### Passage shown
As promised here is my report on towing my 31' Wilderness Yukon 830Y.

Just A reminder, my truck is a '03 Chevy Avalanche with the 5.3L Vortec and the 4.1 Axle. I also added the largest available transmission cooler and the Tekonsah Prodigy Brake Controller.

On my TT I installed a Hensley Arrow Hitch. I also had a custom built tray added to the rear of the TT to haul my Honda EU3000SI Generator. The added weight on the TT with these mods brings up the UVWR from the stickers claim of 5740# to 6285#.

This was my maiden voyage with a TT. Prior to this the largest trailer I have towed is a 14' U-Haul.

I towed the TT from Grapevine TX to Sierra Vista AZ using I-20 and I-10 and then AZ-90. As most of you probably know this route has some moderate to moderately severe grades specially on I-10 in Western NM and in Arizona.

In general, I was pleasantly surprised by the performance of the Avalanche. Being new to towing a trailer this large, I was determined to make sure that I travelled at speeds that allowed me ample saftey margins in case someone in front of me or to the side of me decided to play "super mario". As such I travelled mostly at speeds between 60 and 65MPH. On level to slightly inclined grades, I was able to maintain these speeds in OD and Tow/Haul mode with an RPM of around 2100 or so. On the days that we were travelling, their was a strong cold front moving in. This produced strong NW winds on Saturday and Sunday. At times when the travel direction was into the prevailing wind, I had to drop down to 3rd to maintain the same speed and resulting RPMs were around 2800.

I watched my engine temp and oil pressure like a hawk. The engine temp stayed rock steady at around 225 to 230, with 240 being the middle of the operating range.

When we got into the challenging grades in NM and AZ, I used the shift to shift down to 3rd in anticipation of middling grades and on two or three severe grades I had to shift down to 2nd to maintain a speed of around 50 MPH at the slowest.

So all in all, I would say I give the Chevy Avalanche a B to a B- for the towing performance. What gives me a lot of hope is that we had a lot of excess weight loaded on the truck, which will not be there on future trips. Given that fact, I would actually raise the grade to a B+.

Now a word on the Hensley Arrow Hitch: It is absolutely worth every $ I spent on it. Given the weather conditions that we travelled in and the heavy truck traffic, I am positive that I would have not been able to maintain safe control of the truck-TT combination anywhere near 65 MPH. At one point on Sunday morning, the TT was literally travelling behind me at a 10 to 15 degree angle because of the cross-wind, yet I was able to steer my truck with the lightest of hands on on the wheel. I even was able to take my hand-off the wheel momentarily to demonstrate the stability of the rig to my wife - don't try this at home without the Hensley!. There are very few products that exceed the advertising hype of the vendor....The Hensley definitely does that.

### Information supplied
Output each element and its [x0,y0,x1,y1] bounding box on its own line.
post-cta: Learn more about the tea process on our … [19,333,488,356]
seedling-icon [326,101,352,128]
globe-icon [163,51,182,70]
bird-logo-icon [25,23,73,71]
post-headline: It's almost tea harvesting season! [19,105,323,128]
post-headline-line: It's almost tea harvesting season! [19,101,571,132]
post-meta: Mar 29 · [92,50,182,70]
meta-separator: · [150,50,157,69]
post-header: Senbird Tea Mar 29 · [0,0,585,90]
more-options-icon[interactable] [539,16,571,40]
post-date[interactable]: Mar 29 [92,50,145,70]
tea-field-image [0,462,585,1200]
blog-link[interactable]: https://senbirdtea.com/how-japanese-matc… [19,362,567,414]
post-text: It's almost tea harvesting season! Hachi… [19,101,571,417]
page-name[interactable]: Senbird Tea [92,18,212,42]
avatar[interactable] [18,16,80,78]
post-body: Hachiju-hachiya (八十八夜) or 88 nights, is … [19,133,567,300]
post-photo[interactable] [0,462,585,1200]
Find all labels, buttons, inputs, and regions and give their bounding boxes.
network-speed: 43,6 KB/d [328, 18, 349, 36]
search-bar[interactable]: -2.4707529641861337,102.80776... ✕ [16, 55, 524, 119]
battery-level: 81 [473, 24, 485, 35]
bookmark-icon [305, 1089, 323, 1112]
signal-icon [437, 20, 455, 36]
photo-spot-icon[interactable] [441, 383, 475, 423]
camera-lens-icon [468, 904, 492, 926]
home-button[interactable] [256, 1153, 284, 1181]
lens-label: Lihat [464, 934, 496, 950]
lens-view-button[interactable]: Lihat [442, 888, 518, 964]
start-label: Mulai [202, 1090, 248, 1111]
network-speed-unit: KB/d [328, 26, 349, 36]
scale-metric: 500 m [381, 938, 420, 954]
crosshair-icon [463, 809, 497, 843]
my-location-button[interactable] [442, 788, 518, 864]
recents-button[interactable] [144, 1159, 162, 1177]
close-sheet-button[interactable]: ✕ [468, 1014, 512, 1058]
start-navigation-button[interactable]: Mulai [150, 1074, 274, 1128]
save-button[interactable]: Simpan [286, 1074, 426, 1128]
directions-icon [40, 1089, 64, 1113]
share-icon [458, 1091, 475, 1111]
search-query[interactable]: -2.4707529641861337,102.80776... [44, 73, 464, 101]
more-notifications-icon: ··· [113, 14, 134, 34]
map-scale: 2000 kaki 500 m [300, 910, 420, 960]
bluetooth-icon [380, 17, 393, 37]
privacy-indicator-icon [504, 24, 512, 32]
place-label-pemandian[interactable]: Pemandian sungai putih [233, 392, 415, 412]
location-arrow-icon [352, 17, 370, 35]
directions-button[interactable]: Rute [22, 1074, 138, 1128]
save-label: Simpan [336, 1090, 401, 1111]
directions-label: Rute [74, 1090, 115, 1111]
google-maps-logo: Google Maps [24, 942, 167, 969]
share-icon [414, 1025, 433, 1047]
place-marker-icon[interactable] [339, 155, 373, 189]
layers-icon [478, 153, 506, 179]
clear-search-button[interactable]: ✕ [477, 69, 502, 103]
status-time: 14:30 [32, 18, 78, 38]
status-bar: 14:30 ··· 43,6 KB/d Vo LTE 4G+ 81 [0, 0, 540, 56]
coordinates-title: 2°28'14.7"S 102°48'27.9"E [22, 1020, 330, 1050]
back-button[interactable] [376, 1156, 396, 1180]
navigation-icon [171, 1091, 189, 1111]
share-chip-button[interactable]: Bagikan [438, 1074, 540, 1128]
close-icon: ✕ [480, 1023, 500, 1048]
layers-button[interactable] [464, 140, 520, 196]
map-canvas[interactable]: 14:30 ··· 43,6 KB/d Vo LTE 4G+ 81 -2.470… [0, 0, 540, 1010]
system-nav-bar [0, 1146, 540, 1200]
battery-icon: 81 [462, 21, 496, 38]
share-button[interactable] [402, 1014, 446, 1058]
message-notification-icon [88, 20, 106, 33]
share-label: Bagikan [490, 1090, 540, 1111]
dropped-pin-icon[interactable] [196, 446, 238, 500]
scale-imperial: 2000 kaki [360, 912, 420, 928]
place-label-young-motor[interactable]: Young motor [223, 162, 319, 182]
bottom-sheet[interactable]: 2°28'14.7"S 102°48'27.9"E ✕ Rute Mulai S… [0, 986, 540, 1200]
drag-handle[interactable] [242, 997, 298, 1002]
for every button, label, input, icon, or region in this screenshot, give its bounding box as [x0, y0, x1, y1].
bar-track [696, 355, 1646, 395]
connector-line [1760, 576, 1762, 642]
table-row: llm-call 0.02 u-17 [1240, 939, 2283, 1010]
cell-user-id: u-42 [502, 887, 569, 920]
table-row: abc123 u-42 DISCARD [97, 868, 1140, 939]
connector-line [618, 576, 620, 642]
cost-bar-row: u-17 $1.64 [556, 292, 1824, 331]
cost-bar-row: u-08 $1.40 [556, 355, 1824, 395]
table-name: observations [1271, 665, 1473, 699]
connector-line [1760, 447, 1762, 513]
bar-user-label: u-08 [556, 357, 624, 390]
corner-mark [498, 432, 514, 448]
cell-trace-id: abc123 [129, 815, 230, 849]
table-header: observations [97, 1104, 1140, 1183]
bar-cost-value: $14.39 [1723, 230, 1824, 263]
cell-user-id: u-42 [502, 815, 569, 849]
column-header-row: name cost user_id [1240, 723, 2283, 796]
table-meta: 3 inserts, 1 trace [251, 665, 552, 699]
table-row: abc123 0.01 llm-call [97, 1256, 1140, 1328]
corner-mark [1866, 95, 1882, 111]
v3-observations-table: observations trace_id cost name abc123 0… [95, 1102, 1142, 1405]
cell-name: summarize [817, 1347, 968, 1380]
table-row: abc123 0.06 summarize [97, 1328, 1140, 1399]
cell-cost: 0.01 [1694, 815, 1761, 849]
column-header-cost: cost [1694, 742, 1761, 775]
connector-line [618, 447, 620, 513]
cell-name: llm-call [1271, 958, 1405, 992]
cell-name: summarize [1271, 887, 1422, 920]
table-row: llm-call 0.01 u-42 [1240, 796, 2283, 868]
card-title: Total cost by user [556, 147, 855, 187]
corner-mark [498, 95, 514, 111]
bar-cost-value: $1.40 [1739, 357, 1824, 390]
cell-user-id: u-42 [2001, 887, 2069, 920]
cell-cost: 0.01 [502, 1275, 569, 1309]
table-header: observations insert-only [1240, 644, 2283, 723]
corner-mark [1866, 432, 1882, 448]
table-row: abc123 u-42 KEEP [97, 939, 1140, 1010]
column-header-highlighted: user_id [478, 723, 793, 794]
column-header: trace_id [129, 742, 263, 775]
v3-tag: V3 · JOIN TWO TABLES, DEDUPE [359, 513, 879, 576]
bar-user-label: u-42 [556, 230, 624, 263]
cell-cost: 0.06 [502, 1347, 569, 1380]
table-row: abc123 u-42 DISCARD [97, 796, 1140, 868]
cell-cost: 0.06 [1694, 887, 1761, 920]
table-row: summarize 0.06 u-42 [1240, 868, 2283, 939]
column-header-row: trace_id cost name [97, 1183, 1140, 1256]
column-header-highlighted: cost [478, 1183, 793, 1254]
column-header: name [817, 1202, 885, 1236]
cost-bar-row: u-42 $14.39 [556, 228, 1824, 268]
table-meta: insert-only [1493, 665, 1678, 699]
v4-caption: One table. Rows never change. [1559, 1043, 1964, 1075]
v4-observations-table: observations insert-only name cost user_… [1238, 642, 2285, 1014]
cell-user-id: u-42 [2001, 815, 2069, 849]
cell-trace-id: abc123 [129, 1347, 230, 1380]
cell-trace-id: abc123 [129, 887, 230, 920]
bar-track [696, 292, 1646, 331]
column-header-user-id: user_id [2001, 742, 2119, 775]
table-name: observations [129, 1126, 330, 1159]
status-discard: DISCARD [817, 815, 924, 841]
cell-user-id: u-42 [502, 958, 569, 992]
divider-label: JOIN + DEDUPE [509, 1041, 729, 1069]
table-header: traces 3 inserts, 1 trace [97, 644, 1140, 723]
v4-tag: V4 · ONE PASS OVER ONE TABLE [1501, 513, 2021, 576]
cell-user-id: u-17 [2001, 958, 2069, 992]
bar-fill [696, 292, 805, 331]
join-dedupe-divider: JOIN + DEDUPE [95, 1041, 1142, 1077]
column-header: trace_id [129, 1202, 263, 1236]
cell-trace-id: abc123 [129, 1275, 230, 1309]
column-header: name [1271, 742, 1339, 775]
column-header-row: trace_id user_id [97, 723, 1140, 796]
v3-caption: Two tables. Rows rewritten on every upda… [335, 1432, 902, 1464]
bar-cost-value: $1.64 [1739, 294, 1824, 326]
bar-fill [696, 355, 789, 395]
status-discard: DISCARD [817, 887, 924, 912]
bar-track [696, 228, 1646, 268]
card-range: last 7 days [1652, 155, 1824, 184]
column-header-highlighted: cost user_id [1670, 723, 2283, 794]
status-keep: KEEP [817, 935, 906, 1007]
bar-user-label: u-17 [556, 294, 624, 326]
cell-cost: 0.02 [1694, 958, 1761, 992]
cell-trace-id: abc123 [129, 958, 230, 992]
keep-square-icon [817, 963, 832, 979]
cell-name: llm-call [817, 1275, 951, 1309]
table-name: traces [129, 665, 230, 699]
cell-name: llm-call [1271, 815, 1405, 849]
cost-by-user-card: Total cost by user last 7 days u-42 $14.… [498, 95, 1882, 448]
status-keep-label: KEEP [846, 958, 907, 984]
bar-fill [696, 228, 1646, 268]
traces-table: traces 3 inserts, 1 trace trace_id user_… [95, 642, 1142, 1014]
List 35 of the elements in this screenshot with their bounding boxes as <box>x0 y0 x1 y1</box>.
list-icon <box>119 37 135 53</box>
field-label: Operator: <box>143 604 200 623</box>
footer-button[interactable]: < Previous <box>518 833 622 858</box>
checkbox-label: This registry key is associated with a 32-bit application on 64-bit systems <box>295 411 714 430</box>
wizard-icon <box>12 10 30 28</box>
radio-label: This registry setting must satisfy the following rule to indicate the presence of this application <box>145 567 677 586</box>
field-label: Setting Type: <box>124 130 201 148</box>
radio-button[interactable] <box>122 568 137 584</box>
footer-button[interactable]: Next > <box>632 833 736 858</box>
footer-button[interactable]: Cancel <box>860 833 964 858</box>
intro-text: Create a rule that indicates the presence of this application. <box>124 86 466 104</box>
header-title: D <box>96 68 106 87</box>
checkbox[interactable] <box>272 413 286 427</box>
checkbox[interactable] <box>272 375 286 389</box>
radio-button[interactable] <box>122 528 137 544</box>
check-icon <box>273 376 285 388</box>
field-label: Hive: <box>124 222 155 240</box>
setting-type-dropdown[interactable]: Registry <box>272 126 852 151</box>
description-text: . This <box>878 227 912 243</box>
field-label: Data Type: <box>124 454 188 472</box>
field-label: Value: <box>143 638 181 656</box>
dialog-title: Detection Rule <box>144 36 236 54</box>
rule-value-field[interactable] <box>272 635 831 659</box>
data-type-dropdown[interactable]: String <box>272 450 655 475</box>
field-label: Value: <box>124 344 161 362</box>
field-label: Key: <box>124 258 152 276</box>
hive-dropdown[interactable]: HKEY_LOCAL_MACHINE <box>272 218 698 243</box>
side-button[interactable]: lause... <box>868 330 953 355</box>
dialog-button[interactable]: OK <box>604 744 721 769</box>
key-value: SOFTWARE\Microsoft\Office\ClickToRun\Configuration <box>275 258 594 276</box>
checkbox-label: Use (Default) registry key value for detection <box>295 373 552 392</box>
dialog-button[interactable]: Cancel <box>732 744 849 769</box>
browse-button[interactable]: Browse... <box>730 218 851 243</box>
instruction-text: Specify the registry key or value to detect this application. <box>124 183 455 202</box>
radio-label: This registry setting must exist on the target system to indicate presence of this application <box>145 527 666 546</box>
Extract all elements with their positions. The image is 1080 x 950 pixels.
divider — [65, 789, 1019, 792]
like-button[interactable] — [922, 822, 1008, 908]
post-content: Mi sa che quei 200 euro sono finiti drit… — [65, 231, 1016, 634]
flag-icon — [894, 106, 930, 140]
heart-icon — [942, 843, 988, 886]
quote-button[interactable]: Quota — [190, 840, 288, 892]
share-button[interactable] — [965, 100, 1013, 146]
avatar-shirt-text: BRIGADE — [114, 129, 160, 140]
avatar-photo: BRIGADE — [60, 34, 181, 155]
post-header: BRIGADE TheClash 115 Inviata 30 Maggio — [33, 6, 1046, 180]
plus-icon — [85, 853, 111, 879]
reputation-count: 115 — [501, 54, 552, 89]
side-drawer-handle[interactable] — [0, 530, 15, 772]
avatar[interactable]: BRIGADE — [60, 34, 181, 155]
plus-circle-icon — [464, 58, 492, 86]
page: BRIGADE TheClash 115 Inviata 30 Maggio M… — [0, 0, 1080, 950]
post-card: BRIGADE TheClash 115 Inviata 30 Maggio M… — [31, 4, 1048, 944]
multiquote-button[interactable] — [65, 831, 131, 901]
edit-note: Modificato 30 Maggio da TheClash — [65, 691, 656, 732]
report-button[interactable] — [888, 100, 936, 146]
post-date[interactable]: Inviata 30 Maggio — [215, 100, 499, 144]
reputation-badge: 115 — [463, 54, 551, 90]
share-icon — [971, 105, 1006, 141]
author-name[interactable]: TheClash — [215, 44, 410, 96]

### What to work on
**1.** Using the towing report, answer these:
(a) Which brake controller was added to the truck?
(b) Between what speeds did the writer mostly travel?
(c) What grade does the writer settle on for the Avalanche once the excess truck weight is taken into account?
**2.** Carry on the towing report, picking up right after its final sentence about the Hensley.
The listing has no connection to the towing report.

### Task-by-task results
**1.**
(a) The Tekonsah Prodigy Brake Controller.
(b) Between 60 and 65 MPH.
(c) A B+.

**2.**
With regards to stopping power.... the Tekonsah Prodigy did a great job!. I literally felt that I was able to stop the combined vehicle in distances about close to the stopping distance of the truck by itself. Though I never allowed myself to be in a situation to prove that!

Finally about weights:
I did weigh the Truck and Trailer. With about 300# of Water in the tanks and about 300# of equipment on board the TT the trailer came in at 7000#. The truck was loaded down to an extra-ordinary degree and it weighed in at a whopping 7400#. Thus I was over the recommended max GCWR of 14000# by 400#. I immediately found a nearby dump location and got rid of the water, so the rest of the trip I was probably over by 100#. Given that in future trips I would expect my truck to be 500 to 750# ligher, I will be within the GCWR max, but not by much.

Now a question:

From time to time while towing we smelled a smell that was almost identical to the smell of LP Gas. We checked the trailer for LP leak and found none. Despite having the truck checked out by a GM dealer for any type of fluid leaks that could have burned-off to produce the smell and talking to several people who know a lot more about automobiles than I ever will, I have not found a satisfactory explanation for the smell. All fluid levels are okay and none of the fluids appear stressed. To confound matters, I have smelled the smell a few times while driving the truck without the trailer. Does anyone have any thoughts on this?

I hope I did not bore you with this lengthy post.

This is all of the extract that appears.